• **Exercise instructions**
Which lines hold the word "activity"? Show each of them.

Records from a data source

►

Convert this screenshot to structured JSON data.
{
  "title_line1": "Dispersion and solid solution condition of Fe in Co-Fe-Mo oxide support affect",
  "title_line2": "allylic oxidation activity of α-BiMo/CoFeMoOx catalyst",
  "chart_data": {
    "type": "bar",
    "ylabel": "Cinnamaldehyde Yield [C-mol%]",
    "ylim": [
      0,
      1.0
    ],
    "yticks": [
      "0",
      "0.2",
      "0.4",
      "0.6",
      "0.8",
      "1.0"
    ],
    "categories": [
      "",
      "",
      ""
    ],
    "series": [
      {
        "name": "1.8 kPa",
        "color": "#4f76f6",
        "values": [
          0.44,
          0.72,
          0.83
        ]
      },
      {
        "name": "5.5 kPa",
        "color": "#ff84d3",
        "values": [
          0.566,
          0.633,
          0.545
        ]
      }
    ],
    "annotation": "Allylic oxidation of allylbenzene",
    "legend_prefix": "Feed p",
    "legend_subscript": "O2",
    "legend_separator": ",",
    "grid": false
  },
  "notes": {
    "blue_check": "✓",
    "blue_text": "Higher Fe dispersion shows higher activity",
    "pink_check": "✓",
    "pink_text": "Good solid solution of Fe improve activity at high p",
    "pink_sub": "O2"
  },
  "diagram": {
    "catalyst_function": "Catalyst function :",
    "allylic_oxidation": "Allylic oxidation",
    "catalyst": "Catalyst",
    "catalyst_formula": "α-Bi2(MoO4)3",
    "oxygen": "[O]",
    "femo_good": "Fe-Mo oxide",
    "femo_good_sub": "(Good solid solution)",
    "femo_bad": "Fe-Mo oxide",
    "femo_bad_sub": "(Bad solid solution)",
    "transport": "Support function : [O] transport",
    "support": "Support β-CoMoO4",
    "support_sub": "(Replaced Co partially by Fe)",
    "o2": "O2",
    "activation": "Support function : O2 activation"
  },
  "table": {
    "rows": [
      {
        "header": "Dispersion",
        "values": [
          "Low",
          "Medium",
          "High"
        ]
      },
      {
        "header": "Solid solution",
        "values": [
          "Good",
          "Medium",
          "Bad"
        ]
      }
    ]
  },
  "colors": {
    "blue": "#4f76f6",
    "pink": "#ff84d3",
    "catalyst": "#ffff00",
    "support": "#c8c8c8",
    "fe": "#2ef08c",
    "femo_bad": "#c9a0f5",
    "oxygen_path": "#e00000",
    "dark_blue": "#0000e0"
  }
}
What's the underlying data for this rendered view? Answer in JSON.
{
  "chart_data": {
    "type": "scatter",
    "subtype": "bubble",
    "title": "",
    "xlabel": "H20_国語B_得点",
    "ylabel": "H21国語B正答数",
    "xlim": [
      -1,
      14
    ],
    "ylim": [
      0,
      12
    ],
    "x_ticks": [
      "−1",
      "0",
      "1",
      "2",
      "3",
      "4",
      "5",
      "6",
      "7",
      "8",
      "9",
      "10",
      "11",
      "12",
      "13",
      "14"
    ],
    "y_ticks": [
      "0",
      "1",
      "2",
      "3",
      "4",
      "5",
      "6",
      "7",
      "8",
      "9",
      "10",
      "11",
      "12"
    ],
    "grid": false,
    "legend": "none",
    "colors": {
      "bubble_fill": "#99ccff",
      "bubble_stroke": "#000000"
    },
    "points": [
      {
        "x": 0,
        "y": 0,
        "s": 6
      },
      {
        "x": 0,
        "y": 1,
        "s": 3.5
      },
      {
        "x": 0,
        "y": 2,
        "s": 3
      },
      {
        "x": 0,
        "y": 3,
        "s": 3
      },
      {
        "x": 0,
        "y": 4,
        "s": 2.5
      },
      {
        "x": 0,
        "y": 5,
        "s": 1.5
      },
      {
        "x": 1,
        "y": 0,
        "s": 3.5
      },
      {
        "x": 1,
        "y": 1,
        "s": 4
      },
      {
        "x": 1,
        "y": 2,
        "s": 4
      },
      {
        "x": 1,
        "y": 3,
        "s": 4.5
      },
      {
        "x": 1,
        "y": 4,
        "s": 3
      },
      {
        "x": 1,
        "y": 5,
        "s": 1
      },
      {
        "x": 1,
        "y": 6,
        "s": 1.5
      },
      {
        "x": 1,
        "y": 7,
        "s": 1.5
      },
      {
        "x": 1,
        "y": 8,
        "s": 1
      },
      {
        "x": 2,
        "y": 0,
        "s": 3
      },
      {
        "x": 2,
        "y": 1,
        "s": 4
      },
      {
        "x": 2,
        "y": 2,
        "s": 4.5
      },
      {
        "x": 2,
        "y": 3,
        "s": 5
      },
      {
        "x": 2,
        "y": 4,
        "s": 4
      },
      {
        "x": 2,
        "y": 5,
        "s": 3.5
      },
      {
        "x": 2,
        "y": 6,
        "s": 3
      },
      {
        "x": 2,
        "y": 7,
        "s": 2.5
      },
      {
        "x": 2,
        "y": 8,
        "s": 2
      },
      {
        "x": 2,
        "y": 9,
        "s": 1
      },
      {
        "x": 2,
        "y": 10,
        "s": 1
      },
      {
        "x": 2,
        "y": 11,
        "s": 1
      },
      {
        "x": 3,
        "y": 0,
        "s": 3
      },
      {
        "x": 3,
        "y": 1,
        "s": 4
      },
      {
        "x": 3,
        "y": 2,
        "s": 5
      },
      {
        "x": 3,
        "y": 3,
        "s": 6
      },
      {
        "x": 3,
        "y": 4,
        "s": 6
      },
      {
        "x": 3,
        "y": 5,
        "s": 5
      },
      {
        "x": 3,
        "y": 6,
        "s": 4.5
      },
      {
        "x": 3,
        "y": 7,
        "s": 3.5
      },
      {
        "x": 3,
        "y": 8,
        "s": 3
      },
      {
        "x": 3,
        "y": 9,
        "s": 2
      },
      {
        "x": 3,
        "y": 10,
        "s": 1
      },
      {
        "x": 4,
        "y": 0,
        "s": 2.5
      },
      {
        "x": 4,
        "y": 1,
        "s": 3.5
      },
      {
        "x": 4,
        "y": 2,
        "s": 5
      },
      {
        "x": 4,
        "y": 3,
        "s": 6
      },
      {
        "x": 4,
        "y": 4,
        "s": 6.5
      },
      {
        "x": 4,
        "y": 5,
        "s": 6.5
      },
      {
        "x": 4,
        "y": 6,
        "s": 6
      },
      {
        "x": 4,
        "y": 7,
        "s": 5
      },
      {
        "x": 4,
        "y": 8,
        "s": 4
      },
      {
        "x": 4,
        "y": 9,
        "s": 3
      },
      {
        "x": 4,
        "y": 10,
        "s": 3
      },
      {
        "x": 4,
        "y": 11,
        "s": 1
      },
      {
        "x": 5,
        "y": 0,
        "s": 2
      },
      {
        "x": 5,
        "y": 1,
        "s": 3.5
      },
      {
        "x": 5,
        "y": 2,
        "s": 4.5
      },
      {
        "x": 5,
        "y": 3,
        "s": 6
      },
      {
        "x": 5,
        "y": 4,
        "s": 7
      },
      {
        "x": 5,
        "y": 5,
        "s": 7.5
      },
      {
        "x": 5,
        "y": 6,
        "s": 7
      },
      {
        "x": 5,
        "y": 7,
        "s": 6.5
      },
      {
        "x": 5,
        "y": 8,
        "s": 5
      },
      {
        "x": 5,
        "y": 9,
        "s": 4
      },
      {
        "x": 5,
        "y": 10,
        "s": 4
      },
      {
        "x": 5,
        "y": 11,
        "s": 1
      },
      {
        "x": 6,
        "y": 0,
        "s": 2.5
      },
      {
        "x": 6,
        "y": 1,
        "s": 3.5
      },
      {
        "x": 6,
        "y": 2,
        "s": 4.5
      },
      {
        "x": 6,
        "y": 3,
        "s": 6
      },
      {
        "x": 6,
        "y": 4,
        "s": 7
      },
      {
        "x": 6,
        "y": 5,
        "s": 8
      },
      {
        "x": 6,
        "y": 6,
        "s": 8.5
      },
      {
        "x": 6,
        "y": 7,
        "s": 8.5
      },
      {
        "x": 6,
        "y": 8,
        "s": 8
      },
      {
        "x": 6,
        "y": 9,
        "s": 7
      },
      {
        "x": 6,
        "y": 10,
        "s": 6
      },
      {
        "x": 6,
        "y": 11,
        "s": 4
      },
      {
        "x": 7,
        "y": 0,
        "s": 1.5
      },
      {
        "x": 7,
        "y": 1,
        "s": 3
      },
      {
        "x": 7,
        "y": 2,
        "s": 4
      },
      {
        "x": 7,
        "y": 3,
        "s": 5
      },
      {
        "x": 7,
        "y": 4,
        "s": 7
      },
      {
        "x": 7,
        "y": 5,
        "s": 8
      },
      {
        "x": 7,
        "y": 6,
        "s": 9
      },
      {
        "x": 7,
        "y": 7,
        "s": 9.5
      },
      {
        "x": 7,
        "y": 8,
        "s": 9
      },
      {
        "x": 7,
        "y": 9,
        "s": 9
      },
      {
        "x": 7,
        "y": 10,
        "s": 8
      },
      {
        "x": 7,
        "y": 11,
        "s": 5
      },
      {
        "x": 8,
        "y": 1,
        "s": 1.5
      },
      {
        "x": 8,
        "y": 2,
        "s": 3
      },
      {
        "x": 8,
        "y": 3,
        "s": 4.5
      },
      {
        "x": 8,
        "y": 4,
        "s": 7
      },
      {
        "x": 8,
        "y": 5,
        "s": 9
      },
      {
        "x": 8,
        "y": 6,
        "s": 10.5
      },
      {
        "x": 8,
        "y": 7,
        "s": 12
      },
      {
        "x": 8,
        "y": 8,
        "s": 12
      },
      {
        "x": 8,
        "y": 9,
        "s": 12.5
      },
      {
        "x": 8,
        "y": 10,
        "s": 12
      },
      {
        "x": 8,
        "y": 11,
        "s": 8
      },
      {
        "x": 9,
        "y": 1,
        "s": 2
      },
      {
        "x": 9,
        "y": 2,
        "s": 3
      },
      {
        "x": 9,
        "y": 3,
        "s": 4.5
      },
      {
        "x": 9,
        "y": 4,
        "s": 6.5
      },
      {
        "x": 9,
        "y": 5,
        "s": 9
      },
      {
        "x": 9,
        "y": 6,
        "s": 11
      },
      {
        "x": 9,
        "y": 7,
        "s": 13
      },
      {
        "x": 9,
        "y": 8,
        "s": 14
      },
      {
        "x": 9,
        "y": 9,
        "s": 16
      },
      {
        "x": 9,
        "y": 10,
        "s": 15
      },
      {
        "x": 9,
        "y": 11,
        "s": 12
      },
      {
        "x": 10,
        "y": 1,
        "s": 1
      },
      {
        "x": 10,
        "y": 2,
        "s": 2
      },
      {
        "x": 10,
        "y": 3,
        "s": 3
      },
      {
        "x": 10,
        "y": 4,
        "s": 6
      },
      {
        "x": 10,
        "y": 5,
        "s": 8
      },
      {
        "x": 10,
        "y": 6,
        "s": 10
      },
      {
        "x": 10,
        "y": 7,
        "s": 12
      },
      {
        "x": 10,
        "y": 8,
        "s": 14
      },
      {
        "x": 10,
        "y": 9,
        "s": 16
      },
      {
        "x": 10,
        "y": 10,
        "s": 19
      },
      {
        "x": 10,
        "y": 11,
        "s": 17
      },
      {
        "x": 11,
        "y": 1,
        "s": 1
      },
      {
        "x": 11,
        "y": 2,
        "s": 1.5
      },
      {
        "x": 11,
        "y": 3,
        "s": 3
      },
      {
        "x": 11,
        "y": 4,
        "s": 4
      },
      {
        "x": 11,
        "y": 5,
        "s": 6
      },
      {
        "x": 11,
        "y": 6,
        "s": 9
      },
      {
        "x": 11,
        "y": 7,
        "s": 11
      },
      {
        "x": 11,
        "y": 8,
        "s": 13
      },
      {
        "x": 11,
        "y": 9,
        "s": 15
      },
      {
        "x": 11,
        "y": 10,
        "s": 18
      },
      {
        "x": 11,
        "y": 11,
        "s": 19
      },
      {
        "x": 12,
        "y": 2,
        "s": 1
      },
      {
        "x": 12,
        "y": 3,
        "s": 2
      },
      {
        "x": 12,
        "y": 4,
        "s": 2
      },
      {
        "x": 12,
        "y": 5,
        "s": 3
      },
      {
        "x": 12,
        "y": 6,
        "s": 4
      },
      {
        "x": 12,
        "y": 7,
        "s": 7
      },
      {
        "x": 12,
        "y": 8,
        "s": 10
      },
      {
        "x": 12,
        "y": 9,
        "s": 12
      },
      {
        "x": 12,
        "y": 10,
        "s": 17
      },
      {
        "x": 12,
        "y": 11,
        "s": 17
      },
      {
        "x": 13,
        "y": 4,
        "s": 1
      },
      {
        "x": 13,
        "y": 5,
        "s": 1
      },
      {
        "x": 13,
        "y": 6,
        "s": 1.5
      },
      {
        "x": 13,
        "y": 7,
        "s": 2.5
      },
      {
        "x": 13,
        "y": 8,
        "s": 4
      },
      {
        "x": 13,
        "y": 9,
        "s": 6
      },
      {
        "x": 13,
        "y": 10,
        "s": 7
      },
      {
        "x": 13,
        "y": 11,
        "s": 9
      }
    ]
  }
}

◄

• **Problem solution**
  "title_line2": "allylic oxidation activity of α-BiMo/CoFeMoOx catalyst",
    "blue_text": "Higher Fe dispersion shows higher activity",
    "pink_text": "Good solid solution of Fe improve activity at high p",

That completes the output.